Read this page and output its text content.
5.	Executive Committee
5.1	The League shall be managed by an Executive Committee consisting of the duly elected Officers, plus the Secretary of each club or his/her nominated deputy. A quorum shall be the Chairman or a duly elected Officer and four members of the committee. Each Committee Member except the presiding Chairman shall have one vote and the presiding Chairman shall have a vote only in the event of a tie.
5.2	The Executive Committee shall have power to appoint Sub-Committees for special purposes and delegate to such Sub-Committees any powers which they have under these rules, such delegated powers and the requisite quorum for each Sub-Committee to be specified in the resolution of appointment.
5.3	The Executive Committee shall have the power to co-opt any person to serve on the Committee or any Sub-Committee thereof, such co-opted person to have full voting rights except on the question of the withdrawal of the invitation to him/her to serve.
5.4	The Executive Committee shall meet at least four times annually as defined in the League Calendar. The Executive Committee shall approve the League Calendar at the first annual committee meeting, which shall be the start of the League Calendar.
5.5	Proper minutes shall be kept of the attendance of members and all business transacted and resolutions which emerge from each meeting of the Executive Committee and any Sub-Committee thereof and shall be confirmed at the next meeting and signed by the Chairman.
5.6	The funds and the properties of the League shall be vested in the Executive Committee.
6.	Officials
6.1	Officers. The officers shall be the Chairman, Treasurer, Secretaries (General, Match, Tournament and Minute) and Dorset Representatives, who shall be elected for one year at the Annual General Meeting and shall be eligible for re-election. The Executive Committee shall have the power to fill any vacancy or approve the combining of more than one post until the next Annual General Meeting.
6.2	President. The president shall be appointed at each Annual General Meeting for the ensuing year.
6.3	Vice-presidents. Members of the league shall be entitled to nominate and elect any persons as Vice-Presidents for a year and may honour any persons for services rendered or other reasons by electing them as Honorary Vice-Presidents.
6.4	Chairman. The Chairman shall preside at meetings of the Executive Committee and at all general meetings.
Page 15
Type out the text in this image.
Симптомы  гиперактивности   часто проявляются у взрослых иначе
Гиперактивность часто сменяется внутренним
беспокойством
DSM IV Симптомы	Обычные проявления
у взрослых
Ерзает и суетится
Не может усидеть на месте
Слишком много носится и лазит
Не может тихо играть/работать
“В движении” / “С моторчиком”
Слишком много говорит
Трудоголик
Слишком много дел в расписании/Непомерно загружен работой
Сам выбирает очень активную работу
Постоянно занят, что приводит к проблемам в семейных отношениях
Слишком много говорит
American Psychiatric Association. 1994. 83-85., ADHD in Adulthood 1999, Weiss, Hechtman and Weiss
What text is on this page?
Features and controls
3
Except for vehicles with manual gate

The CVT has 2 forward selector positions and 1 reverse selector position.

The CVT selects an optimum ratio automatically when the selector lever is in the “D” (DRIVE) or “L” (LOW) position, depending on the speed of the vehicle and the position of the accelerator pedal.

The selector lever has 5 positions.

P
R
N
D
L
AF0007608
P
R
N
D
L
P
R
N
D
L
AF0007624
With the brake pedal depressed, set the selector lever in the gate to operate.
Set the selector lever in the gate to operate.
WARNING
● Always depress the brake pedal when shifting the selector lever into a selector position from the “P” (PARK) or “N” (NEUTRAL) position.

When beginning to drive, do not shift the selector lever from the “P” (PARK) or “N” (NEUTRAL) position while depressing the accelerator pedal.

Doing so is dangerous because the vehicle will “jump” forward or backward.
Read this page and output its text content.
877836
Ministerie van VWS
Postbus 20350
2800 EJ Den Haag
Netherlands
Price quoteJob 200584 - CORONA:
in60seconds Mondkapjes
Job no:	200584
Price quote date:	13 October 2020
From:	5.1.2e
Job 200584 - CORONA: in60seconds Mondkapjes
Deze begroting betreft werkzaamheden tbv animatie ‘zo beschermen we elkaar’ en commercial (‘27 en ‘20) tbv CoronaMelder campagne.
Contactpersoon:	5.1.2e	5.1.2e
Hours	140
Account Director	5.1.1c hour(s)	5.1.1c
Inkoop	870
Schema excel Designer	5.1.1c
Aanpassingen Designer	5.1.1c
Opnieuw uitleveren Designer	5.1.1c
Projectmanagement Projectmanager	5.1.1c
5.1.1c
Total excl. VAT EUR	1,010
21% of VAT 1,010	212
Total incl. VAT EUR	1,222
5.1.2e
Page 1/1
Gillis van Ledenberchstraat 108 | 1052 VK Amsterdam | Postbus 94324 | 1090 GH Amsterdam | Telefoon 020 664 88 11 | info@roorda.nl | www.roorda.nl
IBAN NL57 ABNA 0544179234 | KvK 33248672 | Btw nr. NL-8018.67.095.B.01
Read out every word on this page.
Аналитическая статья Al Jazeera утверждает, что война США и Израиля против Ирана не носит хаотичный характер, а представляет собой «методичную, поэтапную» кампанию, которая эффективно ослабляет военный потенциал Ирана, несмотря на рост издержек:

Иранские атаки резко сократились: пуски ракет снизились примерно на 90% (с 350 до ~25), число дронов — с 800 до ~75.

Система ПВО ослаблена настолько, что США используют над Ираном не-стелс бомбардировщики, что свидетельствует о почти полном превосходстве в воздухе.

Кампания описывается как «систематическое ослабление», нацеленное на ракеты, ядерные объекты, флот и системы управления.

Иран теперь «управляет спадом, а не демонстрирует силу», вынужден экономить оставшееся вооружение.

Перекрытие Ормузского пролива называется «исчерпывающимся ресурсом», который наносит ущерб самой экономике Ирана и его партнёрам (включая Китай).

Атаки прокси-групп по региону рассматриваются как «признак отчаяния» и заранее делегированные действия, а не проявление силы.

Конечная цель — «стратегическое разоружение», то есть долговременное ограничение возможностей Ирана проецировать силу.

________________________

* **Exercise details**
In the material above, find the lines that contain "может" and show them.

* **Correct output**
Не может усидеть на месте
Не может тихо играть/работать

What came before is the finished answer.